__REQUEST__: Exactly reproduce each line of the listing that follows.

******************************

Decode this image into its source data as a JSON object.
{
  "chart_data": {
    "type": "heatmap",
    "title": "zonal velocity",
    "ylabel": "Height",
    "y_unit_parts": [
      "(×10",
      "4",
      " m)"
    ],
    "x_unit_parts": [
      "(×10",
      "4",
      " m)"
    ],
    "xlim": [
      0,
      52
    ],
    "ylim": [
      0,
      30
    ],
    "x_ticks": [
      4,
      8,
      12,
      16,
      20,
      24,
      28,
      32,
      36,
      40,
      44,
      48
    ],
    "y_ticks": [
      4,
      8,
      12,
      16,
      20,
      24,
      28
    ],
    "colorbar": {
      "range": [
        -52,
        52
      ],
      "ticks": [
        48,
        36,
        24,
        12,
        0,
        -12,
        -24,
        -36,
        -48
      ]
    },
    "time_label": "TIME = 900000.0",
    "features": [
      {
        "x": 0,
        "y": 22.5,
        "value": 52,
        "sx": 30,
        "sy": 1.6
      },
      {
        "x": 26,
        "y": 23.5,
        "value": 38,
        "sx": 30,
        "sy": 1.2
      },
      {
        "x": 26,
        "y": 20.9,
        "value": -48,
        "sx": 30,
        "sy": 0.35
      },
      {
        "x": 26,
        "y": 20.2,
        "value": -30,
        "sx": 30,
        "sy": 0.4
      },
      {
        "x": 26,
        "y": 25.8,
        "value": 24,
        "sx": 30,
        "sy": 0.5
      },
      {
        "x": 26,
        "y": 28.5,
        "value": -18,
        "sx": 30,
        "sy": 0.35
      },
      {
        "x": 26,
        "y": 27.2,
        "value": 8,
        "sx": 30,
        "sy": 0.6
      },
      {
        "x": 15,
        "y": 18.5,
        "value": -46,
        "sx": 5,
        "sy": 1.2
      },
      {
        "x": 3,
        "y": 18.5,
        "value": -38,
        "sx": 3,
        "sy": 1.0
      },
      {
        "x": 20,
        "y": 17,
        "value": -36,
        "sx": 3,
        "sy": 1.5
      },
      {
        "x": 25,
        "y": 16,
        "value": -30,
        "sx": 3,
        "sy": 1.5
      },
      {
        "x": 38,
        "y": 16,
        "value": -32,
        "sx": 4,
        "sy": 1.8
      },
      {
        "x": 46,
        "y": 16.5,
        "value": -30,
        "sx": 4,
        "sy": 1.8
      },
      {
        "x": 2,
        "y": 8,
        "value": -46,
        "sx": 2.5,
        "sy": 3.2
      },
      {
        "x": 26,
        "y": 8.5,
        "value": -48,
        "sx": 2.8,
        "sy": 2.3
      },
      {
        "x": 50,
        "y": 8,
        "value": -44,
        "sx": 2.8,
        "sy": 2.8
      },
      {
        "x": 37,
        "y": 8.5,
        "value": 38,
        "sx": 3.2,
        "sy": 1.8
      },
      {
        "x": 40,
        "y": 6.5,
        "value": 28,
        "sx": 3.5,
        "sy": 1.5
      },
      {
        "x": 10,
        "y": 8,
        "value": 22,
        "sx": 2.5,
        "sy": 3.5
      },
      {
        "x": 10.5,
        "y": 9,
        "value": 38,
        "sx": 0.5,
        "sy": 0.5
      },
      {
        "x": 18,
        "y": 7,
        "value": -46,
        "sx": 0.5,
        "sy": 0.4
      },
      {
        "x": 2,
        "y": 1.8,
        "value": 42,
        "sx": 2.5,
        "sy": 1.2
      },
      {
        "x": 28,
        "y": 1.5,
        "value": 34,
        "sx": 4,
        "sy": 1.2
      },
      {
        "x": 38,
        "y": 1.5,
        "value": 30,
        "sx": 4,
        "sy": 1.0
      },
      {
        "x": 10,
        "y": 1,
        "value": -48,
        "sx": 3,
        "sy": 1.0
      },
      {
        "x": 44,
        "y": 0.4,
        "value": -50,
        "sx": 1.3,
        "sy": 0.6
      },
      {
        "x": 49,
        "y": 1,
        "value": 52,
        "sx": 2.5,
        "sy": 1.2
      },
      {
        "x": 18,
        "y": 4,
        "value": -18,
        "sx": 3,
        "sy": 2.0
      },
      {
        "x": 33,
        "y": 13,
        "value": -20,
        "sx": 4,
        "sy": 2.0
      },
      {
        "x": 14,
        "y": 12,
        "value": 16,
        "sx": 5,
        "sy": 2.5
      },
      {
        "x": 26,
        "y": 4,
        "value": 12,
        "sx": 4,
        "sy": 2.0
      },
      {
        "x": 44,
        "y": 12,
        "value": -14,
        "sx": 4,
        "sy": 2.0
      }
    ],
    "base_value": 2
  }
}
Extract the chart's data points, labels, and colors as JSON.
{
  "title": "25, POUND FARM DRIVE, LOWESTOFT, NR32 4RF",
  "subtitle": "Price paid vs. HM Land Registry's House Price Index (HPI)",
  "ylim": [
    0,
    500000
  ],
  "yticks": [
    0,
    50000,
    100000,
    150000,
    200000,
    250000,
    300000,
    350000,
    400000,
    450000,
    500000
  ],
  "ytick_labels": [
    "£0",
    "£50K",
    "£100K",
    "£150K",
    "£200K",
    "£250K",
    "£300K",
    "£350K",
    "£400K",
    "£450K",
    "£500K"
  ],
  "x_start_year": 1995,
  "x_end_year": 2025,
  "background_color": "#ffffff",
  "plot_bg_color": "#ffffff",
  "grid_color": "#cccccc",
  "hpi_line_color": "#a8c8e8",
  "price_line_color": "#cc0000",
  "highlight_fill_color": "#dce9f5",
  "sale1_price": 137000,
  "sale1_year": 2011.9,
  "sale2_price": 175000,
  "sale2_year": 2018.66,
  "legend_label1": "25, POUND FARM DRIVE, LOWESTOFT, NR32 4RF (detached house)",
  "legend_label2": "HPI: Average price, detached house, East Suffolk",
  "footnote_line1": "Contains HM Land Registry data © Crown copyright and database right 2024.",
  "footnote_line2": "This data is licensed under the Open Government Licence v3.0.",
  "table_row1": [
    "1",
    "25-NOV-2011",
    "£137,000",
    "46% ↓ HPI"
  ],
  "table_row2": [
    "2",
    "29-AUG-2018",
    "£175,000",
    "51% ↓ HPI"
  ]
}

******************************

__EXPECTED ANSWER__:
Decode this image into its source data as a JSON object.
{
  "chart_data": {
    "type": "heatmap",
    "title": "zonal velocity",
    "ylabel": "Height",
    "y_unit_parts": [
      "(×10",
      "4",
      " m)"
    ],
    "x_unit_parts": [
      "(×10",
      "4",
      " m)"
    ],
    "xlim": [
      0,
      52
    ],
    "ylim": [
      0,
      30
    ],
    "x_ticks": [
      4,
      8,
      12,
      16,
      20,
      24,
      28,
      32,
      36,
      40,
      44,
      48
    ],
    "y_ticks": [
      4,
      8,
      12,
      16,
      20,
      24,
      28
    ],
    "colorbar": {
      "range": [
        -52,
        52
      ],
      "ticks": [
        48,
        36,
        24,
        12,
        0,
        -12,
        -24,
        -36,
        -48
      ]
    },
    "time_label": "TIME = 900000.0",
    "features": [
      {
        "x": 0,
        "y": 22.5,
        "value": 52,
        "sx": 30,
        "sy": 1.6
      },
      {
        "x": 26,
        "y": 23.5,
        "value": 38,
        "sx": 30,
        "sy": 1.2
      },
      {
        "x": 26,
        "y": 20.9,
        "value": -48,
        "sx": 30,
        "sy": 0.35
      },
      {
        "x": 26,
        "y": 20.2,
        "value": -30,
        "sx": 30,
        "sy": 0.4
      },
      {
        "x": 26,
        "y": 25.8,
        "value": 24,
        "sx": 30,
        "sy": 0.5
      },
      {
        "x": 26,
        "y": 28.5,
        "value": -18,
        "sx": 30,
        "sy": 0.35
      },
      {
        "x": 26,
        "y": 27.2,
        "value": 8,
        "sx": 30,
        "sy": 0.6
      },
      {
        "x": 15,
        "y": 18.5,
        "value": -46,
        "sx": 5,
        "sy": 1.2
      },
      {
        "x": 3,
        "y": 18.5,
        "value": -38,
        "sx": 3,
        "sy": 1.0
      },
      {
        "x": 20,
        "y": 17,
        "value": -36,
        "sx": 3,
        "sy": 1.5
      },
      {
        "x": 25,
        "y": 16,
        "value": -30,
        "sx": 3,
        "sy": 1.5
      },
      {
        "x": 38,
        "y": 16,
        "value": -32,
        "sx": 4,
        "sy": 1.8
      },
      {
        "x": 46,
        "y": 16.5,
        "value": -30,
        "sx": 4,
        "sy": 1.8
      },
      {
        "x": 2,
        "y": 8,
        "value": -46,
        "sx": 2.5,
        "sy": 3.2
      },
      {
        "x": 26,
        "y": 8.5,
        "value": -48,
        "sx": 2.8,
        "sy": 2.3
      },
      {
        "x": 50,
        "y": 8,
        "value": -44,
        "sx": 2.8,
        "sy": 2.8
      },
      {
        "x": 37,
        "y": 8.5,
        "value": 38,
        "sx": 3.2,
        "sy": 1.8
      },
      {
        "x": 40,
        "y": 6.5,
        "value": 28,
        "sx": 3.5,
        "sy": 1.5
      },
      {
        "x": 10,
        "y": 8,
        "value": 22,
        "sx": 2.5,
        "sy": 3.5
      },
      {
        "x": 10.5,
        "y": 9,
        "value": 38,
        "sx": 0.5,
        "sy": 0.5
      },
      {
        "x": 18,
        "y": 7,
        "value": -46,
        "sx": 0.5,
        "sy": 0.4
      },
      {
        "x": 2,
        "y": 1.8,
        "value": 42,
        "sx": 2.5,
        "sy": 1.2
      },
      {
        "x": 28,
        "y": 1.5,
        "value": 34,
        "sx": 4,
        "sy": 1.2
      },
      {
        "x": 38,
        "y": 1.5,
        "value": 30,
        "sx": 4,
        "sy": 1.0
      },
      {
        "x": 10,
        "y": 1,
        "value": -48,
        "sx": 3,
        "sy": 1.0
      },
      {
        "x": 44,
        "y": 0.4,
        "value": -50,
        "sx": 1.3,
        "sy": 0.6
      },
      {
        "x": 49,
        "y": 1,
        "value": 52,
        "sx": 2.5,
        "sy": 1.2
      },
      {
        "x": 18,
        "y": 4,
        "value": -18,
        "sx": 3,
        "sy": 2.0
      },
      {
        "x": 33,
        "y": 13,
        "value": -20,
        "sx": 4,
        "sy": 2.0
      },
      {
        "x": 14,
        "y": 12,
        "value": 16,
        "sx": 5,
        "sy": 2.5
      },
      {
        "x": 26,
        "y": 4,
        "value": 12,
        "sx": 4,
        "sy": 2.0
      },
      {
        "x": 44,
        "y": 12,
        "value": -14,
        "sx": 4,
        "sy": 2.0
      }
    ],
    "base_value": 2
  }
}
Extract the chart's data points, labels, and colors as JSON.
{
  "title": "25, POUND FARM DRIVE, LOWESTOFT, NR32 4RF",
  "subtitle": "Price paid vs. HM Land Registry's House Price Index (HPI)",
  "ylim": [
    0,
    500000
  ],
  "yticks": [
    0,
    50000,
    100000,
    150000,
    200000,
    250000,
    300000,
    350000,
    400000,
    450000,
    500000
  ],
  "ytick_labels": [
    "£0",
    "£50K",
    "£100K",
    "£150K",
    "£200K",
    "£250K",
    "£300K",
    "£350K",
    "£400K",
    "£450K",
    "£500K"
  ],
  "x_start_year": 1995,
  "x_end_year": 2025,
  "background_color": "#ffffff",
  "plot_bg_color": "#ffffff",
  "grid_color": "#cccccc",
  "hpi_line_color": "#a8c8e8",
  "price_line_color": "#cc0000",
  "highlight_fill_color": "#dce9f5",
  "sale1_price": 137000,
  "sale1_year": 2011.9,
  "sale2_price": 175000,
  "sale2_year": 2018.66,
  "legend_label1": "25, POUND FARM DRIVE, LOWESTOFT, NR32 4RF (detached house)",
  "legend_label2": "HPI: Average price, detached house, East Suffolk",
  "footnote_line1": "Contains HM Land Registry data © Crown copyright and database right 2024.",
  "footnote_line2": "This data is licensed under the Open Government Licence v3.0.",
  "table_row1": [
    "1",
    "25-NOV-2011",
    "£137,000",
    "46% ↓ HPI"
  ],
  "table_row2": [
    "2",
    "29-AUG-2018",
    "£175,000",
    "51% ↓ HPI"
  ]
}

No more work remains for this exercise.